• **TASK DIRECTIONS**:
Gather up the lines with the word "اقمشة" in them.
* start MATERIAL *
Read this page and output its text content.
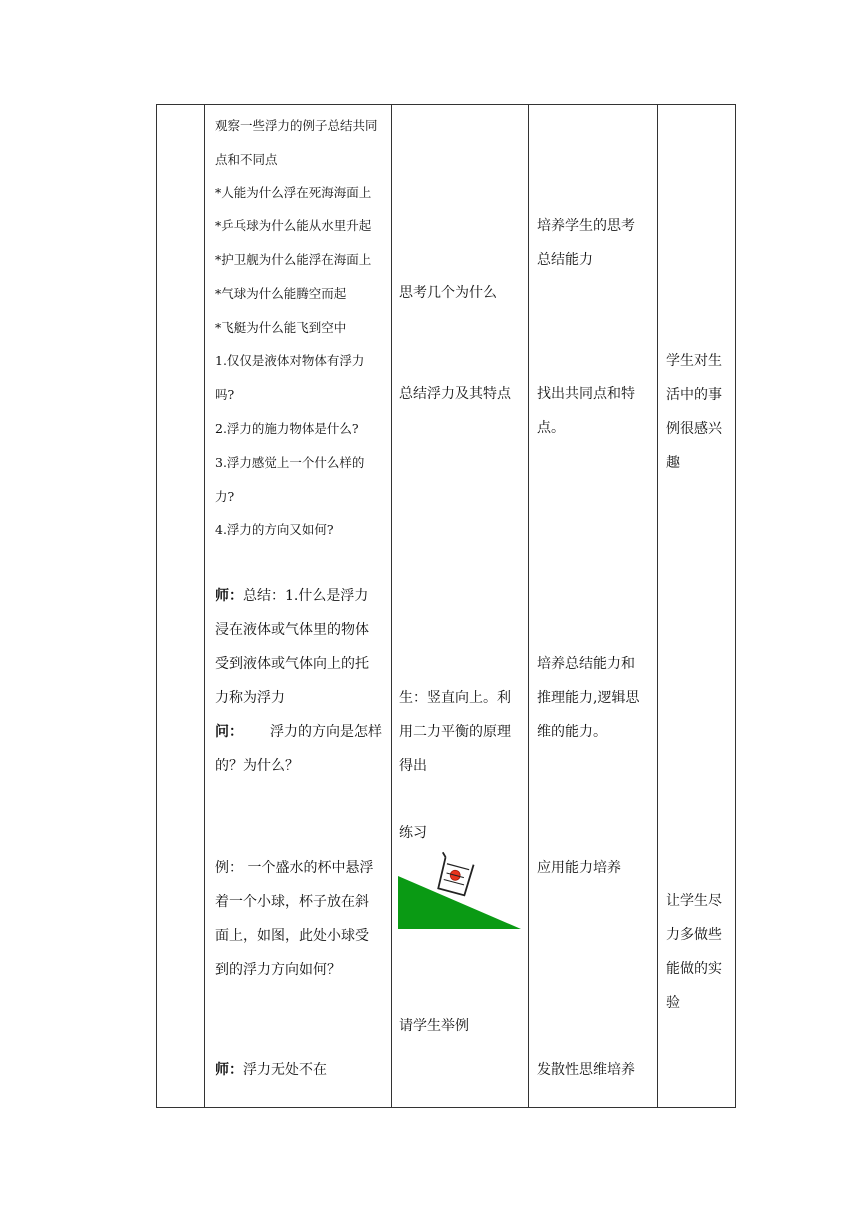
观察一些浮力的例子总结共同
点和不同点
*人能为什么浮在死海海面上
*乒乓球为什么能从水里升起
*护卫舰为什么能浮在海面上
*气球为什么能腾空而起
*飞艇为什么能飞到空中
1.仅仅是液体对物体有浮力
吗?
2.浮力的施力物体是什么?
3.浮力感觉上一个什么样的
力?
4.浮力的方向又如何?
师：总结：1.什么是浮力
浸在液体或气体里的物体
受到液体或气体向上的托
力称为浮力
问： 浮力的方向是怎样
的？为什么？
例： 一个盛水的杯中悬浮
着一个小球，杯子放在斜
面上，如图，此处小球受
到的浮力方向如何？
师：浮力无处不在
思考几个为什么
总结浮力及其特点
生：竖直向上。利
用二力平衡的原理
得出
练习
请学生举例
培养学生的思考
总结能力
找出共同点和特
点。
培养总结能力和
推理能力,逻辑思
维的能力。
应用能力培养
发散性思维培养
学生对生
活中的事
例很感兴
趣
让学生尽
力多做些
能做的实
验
* end MATERIAL *
* start MATERIAL *
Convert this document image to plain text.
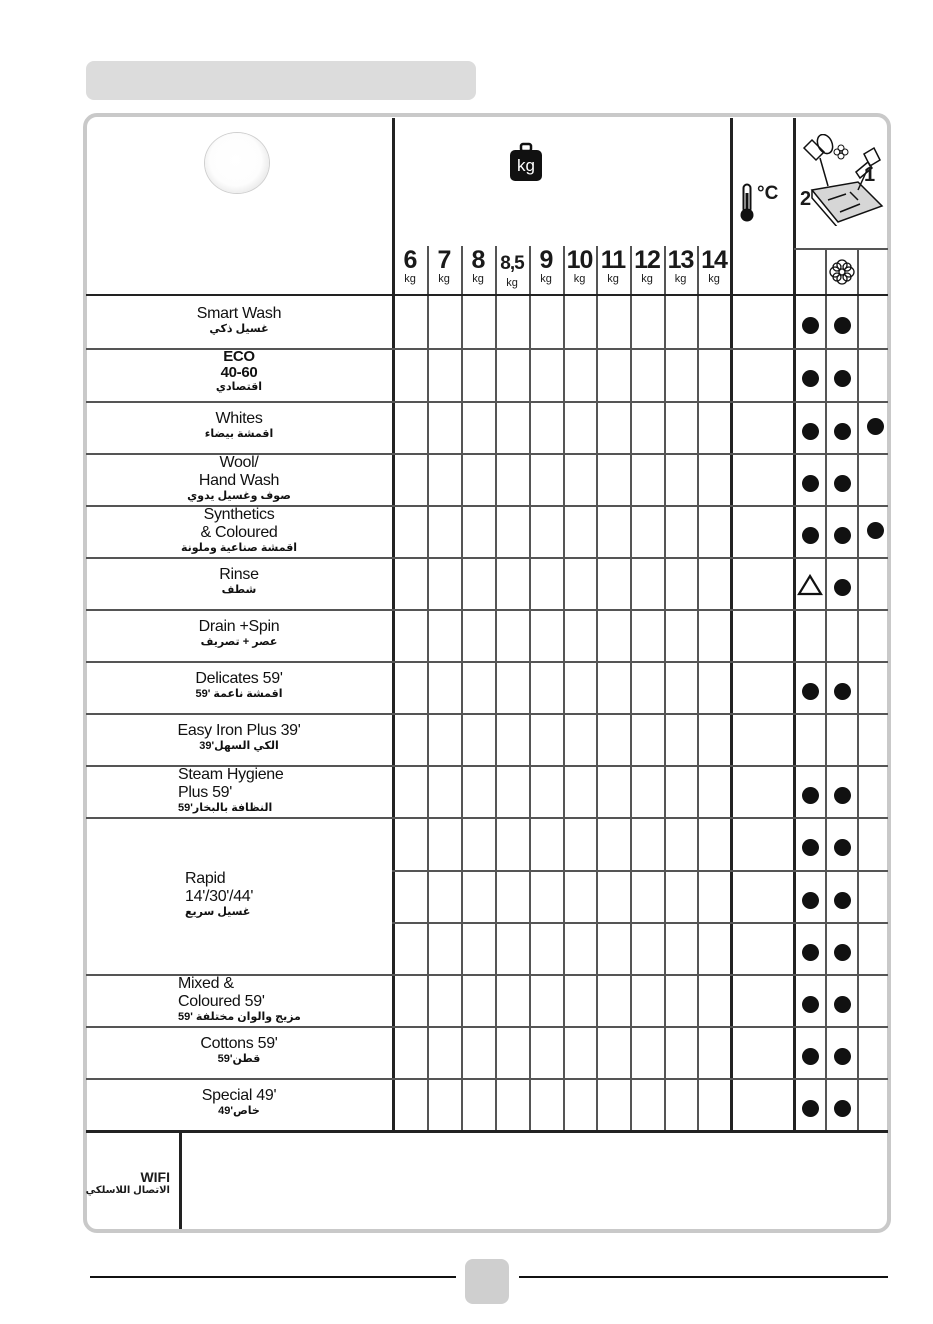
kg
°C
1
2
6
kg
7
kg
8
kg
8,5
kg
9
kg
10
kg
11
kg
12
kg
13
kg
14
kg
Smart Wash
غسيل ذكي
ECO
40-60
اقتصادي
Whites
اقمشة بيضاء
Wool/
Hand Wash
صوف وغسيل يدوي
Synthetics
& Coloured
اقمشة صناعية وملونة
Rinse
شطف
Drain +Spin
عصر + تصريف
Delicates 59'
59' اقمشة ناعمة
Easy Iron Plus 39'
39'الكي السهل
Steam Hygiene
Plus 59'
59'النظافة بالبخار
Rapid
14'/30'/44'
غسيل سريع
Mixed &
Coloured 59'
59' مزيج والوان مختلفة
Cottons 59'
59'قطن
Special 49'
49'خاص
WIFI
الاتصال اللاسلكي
* end MATERIAL *
• **RESULT OF THIS EXERCISE**:
اقمشة بيضاء
اقمشة صناعية وملونة
59' اقمشة ناعمة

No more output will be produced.